[Collection entries]
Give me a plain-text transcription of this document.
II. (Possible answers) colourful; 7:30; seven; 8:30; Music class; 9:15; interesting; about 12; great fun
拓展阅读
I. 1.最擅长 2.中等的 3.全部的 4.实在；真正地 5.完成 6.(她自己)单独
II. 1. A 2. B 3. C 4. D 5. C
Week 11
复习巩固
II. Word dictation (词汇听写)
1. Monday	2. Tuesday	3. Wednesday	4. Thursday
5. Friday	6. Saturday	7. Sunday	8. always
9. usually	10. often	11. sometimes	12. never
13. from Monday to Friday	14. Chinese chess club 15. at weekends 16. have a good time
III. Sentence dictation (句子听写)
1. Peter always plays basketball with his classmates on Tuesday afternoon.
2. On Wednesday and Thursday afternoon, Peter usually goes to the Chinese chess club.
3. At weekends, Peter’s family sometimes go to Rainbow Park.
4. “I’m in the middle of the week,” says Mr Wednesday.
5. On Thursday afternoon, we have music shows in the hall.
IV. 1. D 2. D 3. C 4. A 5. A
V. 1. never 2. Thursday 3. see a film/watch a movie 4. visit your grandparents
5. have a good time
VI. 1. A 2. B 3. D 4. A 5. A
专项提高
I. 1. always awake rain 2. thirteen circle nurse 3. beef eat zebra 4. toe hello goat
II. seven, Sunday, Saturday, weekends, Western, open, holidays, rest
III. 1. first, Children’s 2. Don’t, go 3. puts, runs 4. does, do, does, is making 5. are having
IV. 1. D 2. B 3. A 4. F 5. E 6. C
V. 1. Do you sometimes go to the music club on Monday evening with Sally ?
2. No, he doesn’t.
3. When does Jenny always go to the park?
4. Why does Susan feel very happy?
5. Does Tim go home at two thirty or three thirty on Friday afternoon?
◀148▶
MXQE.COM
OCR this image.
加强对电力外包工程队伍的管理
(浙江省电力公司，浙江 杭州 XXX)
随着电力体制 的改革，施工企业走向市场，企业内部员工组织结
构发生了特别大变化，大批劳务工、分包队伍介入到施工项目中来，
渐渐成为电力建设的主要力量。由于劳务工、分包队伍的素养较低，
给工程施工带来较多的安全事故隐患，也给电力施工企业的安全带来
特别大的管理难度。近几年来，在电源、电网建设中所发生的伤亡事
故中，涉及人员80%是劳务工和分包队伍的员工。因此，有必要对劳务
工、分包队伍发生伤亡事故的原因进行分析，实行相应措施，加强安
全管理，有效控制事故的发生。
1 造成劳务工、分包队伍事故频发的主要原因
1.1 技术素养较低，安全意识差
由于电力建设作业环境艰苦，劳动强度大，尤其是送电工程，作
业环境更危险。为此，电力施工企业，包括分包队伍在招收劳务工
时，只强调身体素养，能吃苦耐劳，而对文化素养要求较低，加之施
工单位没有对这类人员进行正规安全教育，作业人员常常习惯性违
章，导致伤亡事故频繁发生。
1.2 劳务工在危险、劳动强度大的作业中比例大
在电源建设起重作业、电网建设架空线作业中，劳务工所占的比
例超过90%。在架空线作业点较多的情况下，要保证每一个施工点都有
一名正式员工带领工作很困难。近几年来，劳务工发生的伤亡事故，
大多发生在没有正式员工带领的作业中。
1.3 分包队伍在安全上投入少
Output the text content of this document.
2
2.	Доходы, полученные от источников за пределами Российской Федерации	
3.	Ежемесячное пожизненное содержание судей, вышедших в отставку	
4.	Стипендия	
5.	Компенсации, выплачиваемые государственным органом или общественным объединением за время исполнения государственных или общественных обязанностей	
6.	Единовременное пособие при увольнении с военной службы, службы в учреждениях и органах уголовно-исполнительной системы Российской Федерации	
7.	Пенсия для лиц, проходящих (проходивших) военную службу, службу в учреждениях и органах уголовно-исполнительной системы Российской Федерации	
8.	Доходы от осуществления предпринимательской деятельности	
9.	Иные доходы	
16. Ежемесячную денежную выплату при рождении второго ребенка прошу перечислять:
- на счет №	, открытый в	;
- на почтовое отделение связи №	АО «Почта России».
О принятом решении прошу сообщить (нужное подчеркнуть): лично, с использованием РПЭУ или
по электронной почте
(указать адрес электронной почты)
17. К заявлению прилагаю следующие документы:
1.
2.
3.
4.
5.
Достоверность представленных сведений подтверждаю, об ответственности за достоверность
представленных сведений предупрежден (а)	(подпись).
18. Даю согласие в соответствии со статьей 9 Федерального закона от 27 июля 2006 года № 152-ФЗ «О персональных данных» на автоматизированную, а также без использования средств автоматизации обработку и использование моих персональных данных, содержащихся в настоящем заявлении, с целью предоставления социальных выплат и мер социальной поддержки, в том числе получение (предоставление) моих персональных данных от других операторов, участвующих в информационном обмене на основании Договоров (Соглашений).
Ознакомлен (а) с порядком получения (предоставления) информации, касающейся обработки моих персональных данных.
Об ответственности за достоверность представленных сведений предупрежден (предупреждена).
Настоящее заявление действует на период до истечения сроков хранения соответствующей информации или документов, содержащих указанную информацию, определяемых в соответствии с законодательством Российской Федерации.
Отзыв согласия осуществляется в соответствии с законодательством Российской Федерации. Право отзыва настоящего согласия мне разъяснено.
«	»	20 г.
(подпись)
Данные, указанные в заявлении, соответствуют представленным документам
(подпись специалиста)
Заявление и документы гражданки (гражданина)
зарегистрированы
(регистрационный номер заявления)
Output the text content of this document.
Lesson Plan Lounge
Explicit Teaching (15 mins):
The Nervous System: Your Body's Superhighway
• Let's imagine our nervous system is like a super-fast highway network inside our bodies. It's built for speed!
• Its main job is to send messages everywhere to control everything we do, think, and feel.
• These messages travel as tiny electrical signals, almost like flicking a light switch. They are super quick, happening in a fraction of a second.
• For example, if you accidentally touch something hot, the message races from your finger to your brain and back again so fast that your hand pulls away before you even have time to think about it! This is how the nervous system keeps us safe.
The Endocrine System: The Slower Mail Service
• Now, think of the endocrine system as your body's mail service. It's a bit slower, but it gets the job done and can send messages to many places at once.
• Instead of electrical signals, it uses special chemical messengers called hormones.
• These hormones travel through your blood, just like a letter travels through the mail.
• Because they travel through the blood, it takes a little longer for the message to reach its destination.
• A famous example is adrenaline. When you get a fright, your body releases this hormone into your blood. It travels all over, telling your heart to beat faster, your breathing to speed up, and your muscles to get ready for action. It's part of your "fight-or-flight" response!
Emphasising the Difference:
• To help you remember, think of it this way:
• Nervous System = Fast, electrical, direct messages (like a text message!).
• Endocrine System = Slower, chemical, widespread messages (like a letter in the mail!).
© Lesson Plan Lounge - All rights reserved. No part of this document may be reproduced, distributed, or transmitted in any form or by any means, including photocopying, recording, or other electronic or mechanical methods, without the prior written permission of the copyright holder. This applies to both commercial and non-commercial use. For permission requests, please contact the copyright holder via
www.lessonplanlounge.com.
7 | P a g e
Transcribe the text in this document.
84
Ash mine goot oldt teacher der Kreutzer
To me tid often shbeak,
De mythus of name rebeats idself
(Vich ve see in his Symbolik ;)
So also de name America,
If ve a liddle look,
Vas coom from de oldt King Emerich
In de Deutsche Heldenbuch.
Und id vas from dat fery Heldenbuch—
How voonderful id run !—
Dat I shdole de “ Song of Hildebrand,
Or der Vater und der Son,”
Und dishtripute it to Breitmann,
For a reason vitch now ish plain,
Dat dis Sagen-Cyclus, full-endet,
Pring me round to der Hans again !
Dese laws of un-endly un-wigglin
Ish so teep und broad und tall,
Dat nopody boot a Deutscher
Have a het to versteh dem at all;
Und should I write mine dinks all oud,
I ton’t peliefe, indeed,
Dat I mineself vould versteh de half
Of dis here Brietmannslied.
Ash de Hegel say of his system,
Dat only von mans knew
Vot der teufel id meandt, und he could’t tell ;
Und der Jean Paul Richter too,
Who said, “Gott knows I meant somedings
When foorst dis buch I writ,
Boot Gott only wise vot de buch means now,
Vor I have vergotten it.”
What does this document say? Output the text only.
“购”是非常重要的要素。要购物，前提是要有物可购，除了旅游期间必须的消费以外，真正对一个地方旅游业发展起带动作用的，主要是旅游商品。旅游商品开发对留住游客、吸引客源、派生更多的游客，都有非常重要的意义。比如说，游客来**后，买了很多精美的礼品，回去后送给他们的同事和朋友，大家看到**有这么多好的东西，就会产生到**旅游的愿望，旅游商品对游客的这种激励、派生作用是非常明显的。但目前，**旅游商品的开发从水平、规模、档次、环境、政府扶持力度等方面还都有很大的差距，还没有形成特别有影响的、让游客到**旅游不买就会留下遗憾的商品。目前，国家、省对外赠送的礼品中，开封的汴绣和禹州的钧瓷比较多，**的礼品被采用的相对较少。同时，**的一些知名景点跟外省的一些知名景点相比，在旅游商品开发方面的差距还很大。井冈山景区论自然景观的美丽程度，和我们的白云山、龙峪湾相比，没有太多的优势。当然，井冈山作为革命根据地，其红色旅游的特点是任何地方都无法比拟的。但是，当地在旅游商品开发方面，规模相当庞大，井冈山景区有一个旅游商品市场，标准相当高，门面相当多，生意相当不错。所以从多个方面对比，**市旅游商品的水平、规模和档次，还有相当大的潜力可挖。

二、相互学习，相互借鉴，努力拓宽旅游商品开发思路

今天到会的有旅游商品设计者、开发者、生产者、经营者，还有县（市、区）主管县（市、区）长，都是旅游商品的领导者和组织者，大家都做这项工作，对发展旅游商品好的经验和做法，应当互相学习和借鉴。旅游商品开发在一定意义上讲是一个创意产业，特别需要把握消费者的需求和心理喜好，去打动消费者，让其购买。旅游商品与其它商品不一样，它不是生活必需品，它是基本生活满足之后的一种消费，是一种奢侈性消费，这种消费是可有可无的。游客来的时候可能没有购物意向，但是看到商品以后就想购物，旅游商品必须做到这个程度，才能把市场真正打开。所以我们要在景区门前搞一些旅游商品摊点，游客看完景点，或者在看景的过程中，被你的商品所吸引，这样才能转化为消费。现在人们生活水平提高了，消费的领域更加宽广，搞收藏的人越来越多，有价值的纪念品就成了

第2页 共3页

> **What the exercise asks**
Collect each line holding the string "Monday".

> **Reply to the task**
1. Monday	2. Tuesday	3. Wednesday	4. Thursday
13. from Monday to Friday	14. Chinese chess club 15. at weekends 16. have a good time
V. 1. Do you sometimes go to the music club on Monday evening with Sally ?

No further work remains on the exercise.